■ Text passage:
-- Opening Marker --

When performing Otoscopy identification of abnormalities in the shape of the tympanic membrane (TM) is a good indicator of OME. The drum may be bulging or retracted inwards. The colour is also important; the normal drum is quite translucent and a “light reflex” can be observed. If OME is present the drum can look yellow or darker than normal with no light reflex, also fluid bubbles can sometimes be seen behind the drum. It is important to note that in some cases OME can be very difficult to identify through Otoscopy due to only slight changes in the TM appearance. If OME is suspected further tests should be carried out with an Audiologist to confirm diagnosis and assess impact on hearing levels. Audiological tests will include Pure Tone Audiometry (PTA) to assess the extent of hearing loss, and Tympanometry to measure middle ear function. The following case study gives an example of how both these tests are used to identify OME, and how these tests should be interpreted.


Case study

Parents of patient “EE” (aged 2.5 years) were concerned as his speech was not developing as quickly as his older brother’s. EE also speaks loudly and has recently shown signs of frustration and anxiety at nursery. Otoscopy indicated slightly reddening of the eardrum, with a retraction of the TM. EE was thought to have possible Glue ear and referred for Audiological testing.

-- Closing Marker --

■ Available data:
-- Opening Marker --

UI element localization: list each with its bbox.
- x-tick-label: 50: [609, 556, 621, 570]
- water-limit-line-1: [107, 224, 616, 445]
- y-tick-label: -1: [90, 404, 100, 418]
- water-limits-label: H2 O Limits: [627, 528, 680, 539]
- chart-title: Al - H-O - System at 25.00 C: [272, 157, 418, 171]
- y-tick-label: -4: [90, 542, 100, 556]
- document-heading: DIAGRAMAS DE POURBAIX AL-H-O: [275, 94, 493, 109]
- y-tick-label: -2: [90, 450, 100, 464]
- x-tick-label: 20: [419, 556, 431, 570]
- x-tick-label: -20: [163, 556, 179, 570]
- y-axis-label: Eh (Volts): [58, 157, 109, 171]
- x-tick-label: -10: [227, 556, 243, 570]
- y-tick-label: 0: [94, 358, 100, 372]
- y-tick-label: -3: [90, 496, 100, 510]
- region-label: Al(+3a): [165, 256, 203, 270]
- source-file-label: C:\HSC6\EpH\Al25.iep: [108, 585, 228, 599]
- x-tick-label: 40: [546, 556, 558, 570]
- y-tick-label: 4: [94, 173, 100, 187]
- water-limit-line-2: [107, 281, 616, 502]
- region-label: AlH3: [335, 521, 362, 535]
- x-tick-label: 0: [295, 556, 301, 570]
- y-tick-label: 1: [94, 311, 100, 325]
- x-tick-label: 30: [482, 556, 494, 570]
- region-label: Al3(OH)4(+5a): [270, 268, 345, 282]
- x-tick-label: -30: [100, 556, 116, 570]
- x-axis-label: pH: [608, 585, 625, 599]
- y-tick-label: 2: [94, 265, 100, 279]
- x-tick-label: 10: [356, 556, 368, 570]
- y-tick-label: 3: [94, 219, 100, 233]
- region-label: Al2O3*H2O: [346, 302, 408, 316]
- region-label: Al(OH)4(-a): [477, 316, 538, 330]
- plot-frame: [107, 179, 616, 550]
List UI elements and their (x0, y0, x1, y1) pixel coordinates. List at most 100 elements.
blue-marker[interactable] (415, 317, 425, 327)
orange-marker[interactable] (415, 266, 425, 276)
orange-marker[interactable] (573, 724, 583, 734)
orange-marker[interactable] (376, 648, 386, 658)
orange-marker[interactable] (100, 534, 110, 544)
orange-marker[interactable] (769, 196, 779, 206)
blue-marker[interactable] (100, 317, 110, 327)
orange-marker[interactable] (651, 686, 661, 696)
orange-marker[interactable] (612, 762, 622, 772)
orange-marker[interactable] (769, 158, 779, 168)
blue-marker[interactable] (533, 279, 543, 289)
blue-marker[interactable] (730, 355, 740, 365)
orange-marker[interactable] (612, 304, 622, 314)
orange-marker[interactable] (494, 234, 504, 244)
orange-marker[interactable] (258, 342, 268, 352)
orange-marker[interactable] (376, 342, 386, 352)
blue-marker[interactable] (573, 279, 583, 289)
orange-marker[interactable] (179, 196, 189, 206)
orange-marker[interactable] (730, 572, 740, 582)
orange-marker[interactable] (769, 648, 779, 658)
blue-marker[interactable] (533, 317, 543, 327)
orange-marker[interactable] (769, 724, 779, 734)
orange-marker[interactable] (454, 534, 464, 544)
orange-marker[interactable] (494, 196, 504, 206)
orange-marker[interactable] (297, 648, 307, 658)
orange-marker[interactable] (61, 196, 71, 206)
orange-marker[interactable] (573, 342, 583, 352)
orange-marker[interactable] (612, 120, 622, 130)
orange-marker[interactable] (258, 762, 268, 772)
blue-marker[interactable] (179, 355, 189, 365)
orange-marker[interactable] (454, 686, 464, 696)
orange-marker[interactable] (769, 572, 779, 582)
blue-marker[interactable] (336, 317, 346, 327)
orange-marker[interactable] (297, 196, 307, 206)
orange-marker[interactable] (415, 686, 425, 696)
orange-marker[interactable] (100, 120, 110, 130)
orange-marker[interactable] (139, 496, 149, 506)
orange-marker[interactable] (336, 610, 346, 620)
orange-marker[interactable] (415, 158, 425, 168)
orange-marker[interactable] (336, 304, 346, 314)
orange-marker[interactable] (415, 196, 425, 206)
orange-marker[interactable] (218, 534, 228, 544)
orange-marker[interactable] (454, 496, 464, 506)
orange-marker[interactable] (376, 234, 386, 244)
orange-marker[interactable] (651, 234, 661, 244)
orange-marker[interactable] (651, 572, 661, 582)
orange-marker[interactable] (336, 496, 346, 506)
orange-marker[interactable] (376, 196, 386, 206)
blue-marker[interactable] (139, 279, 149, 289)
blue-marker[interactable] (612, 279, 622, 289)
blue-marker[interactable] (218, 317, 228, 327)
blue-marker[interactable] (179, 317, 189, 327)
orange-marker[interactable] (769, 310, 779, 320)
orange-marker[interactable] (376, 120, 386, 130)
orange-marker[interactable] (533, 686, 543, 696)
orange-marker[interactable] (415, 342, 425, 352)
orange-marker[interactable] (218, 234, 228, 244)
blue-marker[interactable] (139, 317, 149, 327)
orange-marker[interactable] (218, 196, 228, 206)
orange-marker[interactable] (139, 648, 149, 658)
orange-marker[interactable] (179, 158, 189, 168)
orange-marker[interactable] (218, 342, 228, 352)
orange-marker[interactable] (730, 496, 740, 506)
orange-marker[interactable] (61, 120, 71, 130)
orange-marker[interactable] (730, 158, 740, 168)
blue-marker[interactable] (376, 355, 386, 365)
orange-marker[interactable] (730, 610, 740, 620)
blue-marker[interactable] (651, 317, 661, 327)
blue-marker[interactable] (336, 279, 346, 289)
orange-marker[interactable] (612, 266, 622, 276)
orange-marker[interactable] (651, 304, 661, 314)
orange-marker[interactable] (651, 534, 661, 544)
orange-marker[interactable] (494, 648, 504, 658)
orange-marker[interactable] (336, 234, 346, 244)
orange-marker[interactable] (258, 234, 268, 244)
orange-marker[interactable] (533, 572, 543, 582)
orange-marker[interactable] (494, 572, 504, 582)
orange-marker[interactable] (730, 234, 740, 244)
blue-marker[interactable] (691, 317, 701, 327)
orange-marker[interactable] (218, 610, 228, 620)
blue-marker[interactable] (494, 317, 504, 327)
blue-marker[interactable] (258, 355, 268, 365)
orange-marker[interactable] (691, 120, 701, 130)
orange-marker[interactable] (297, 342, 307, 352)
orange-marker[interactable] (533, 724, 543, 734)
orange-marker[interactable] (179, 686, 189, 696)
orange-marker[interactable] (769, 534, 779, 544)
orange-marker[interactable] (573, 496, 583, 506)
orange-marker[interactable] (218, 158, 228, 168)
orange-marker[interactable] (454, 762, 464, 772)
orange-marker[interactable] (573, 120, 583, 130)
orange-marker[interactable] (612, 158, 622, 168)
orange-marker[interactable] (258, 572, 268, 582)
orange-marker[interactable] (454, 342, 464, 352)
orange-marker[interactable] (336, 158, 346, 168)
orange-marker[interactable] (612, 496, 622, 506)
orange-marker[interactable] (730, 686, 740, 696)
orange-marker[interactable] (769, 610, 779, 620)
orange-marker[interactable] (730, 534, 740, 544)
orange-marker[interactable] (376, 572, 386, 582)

-- Closing Marker --

Reproduce the text on identifying OME from "Parents of patient" up to and including "for Audiological testing.". You can ignore the listing entirely.

Parents of patient “EE” (aged 2.5 years) were concerned as his speech was not developing as quickly as his older brother’s. EE also speaks loudly and has recently shown signs of frustration and anxiety at nursery. Otoscopy indicated slightly reddening of the eardrum, with a retraction of the TM. EE was thought to have possible Glue ear and referred for Audiological testing.